• **DATA RECORDS**:
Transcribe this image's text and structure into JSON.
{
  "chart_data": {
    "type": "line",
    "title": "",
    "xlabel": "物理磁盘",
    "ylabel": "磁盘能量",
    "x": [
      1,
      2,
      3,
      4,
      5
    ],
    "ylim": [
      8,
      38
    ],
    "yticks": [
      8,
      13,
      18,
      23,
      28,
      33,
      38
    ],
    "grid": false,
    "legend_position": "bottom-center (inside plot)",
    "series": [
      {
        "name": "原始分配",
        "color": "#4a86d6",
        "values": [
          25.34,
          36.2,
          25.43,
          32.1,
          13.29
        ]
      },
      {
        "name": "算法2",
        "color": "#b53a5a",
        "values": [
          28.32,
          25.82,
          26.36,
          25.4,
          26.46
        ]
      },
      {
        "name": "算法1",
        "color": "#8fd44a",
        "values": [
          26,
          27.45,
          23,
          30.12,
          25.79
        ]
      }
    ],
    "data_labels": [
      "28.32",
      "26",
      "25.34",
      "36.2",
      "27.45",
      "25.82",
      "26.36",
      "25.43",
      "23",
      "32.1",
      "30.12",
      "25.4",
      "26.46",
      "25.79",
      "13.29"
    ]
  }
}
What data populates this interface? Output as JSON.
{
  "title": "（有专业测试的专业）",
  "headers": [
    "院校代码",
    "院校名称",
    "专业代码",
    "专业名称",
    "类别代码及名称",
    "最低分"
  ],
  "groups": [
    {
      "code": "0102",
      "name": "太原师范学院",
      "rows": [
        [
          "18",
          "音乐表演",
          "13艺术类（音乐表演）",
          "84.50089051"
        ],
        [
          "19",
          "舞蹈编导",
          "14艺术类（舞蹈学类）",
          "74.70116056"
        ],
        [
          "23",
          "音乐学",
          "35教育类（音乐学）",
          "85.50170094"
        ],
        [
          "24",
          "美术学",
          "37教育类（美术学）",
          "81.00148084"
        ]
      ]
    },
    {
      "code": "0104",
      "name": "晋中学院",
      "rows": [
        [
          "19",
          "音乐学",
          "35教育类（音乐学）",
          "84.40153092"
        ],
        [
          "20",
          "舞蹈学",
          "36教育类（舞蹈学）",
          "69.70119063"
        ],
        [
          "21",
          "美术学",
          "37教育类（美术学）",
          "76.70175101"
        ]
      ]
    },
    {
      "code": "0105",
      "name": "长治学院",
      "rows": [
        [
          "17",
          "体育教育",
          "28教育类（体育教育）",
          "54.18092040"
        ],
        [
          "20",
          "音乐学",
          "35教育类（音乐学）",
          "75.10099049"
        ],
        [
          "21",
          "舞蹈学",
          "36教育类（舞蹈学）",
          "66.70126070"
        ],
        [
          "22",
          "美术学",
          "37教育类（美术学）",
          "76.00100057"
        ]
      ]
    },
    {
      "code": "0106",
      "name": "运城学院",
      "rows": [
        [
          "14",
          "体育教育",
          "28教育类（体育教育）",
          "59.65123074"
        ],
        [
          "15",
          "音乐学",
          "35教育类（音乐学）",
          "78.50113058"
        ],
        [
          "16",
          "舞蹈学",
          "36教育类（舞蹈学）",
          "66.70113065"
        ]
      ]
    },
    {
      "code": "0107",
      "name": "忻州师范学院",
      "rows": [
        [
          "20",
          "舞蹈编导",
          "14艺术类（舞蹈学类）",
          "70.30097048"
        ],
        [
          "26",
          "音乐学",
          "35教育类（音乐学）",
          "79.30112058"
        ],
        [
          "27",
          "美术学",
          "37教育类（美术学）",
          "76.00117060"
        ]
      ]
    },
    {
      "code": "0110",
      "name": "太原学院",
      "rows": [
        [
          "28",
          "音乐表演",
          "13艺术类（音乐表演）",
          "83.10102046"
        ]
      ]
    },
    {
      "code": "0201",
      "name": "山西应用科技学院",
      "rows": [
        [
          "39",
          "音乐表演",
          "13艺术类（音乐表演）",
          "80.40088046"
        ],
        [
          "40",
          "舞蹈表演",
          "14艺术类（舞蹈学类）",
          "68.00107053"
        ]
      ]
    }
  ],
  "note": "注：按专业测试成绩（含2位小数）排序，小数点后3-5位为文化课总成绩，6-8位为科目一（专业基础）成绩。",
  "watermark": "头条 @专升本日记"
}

• **WHAT IS NEEDED**: Which lines above contain the word "color"? Copy each of them.

• **REPLY TO THE TASK**:
        "color": "#4a86d6",
        "color": "#b53a5a",
        "color": "#8fd44a",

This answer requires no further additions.